> **Exercise**
In the material below, find each line holding the string "Cartwright" and copy it.

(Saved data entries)
----------------

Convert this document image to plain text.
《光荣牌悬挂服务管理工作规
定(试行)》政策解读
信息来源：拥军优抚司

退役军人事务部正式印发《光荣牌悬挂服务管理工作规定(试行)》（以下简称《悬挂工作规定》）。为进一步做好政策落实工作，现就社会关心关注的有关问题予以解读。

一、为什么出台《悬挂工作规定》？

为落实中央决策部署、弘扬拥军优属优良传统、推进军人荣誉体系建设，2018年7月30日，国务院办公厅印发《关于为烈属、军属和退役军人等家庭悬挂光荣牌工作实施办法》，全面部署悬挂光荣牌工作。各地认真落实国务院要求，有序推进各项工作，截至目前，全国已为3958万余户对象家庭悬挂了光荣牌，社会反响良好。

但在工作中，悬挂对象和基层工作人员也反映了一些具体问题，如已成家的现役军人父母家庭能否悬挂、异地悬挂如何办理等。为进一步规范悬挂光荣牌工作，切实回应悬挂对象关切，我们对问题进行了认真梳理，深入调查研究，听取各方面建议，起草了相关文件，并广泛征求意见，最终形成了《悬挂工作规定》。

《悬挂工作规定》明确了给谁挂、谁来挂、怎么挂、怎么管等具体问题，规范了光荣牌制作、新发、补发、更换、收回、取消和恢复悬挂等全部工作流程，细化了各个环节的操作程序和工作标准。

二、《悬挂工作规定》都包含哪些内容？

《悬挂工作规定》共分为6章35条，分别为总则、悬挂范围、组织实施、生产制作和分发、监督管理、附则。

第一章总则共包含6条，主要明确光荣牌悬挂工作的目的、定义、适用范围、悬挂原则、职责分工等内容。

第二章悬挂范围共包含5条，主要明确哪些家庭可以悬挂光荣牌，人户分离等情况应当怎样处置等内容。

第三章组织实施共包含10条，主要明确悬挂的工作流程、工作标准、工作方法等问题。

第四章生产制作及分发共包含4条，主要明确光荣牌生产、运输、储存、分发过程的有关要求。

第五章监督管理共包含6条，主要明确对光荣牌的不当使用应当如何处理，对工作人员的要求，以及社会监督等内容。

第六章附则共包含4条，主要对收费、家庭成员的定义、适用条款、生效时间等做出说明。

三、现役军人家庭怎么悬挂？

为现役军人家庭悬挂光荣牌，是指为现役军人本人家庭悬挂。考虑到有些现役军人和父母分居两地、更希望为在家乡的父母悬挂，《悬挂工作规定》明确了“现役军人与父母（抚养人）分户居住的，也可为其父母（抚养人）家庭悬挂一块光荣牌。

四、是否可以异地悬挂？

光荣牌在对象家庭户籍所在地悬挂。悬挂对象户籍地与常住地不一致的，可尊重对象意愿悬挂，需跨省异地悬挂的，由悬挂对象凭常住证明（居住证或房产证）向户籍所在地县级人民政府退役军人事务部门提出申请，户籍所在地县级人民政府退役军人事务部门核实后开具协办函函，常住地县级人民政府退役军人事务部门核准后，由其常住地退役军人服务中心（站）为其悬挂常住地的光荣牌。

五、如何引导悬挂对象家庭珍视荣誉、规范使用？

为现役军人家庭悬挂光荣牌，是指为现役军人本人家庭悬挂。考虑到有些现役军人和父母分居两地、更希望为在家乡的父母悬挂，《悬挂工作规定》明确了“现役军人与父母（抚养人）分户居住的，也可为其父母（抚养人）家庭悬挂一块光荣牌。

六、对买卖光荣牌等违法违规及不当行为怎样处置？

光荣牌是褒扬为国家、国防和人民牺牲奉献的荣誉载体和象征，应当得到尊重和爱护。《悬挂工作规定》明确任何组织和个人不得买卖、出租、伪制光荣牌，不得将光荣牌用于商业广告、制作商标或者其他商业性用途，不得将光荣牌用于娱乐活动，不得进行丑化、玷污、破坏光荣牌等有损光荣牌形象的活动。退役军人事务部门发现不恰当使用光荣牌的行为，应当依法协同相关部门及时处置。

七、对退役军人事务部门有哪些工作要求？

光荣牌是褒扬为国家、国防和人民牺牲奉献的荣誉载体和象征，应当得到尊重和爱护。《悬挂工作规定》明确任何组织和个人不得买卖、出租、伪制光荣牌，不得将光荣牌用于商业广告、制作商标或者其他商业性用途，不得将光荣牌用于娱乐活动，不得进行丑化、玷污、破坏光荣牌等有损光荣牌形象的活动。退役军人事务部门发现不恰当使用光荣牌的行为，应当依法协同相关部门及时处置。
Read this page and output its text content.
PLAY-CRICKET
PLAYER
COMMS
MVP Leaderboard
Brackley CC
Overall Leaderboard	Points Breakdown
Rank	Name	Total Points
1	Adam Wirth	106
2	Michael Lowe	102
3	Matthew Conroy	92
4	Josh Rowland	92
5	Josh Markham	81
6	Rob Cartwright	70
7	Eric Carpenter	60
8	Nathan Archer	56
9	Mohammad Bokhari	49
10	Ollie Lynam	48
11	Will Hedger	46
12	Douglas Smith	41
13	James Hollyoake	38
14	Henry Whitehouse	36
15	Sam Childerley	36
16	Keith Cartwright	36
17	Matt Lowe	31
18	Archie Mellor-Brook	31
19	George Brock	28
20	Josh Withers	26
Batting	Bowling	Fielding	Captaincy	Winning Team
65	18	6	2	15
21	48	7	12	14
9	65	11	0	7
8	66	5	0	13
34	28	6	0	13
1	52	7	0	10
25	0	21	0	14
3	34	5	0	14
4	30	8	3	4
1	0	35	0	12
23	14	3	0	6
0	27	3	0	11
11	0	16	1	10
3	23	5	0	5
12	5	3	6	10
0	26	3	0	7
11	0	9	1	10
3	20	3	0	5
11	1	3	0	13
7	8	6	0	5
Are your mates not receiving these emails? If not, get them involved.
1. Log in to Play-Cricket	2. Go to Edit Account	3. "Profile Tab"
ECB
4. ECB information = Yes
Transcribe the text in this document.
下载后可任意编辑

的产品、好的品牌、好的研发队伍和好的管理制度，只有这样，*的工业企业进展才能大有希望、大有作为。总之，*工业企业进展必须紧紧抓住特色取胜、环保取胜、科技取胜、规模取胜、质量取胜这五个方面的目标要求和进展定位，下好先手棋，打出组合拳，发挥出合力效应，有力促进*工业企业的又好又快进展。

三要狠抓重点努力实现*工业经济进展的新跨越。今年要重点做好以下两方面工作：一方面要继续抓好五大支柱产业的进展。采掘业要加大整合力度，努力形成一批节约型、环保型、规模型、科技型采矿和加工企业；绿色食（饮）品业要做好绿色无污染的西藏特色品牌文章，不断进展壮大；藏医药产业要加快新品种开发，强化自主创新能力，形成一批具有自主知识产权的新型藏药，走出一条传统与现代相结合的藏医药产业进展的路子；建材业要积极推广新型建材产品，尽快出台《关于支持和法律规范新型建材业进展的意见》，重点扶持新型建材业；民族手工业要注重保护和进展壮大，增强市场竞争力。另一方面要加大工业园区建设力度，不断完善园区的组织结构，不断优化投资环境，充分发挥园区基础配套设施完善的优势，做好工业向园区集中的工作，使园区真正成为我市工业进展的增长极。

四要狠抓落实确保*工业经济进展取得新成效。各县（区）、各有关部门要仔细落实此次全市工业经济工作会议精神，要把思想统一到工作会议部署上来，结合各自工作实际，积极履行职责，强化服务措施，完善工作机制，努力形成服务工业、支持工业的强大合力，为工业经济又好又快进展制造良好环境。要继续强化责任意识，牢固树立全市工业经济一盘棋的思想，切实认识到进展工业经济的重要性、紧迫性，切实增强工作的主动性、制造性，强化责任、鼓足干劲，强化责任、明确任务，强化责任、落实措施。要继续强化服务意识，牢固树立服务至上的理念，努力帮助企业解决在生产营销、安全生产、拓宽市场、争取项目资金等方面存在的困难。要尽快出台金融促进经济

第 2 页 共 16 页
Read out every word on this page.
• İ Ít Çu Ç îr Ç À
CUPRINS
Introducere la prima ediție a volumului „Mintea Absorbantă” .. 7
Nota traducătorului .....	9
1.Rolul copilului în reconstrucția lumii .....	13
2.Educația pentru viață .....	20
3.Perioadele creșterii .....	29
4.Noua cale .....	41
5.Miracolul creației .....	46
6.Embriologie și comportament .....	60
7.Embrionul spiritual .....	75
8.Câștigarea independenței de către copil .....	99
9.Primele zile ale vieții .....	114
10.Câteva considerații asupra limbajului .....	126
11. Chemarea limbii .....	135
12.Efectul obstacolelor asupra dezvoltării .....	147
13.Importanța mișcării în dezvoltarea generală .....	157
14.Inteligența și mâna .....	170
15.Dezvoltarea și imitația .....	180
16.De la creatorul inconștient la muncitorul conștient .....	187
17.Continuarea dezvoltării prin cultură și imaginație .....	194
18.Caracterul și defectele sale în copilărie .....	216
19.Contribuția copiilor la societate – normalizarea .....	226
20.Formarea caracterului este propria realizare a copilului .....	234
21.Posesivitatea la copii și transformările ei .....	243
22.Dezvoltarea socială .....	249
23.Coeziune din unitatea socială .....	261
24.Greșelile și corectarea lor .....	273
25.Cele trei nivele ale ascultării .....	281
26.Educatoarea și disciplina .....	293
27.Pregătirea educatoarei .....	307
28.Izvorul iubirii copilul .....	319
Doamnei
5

----------------

> **Result of the exercise**
6	Rob Cartwright	70
16	Keith Cartwright	36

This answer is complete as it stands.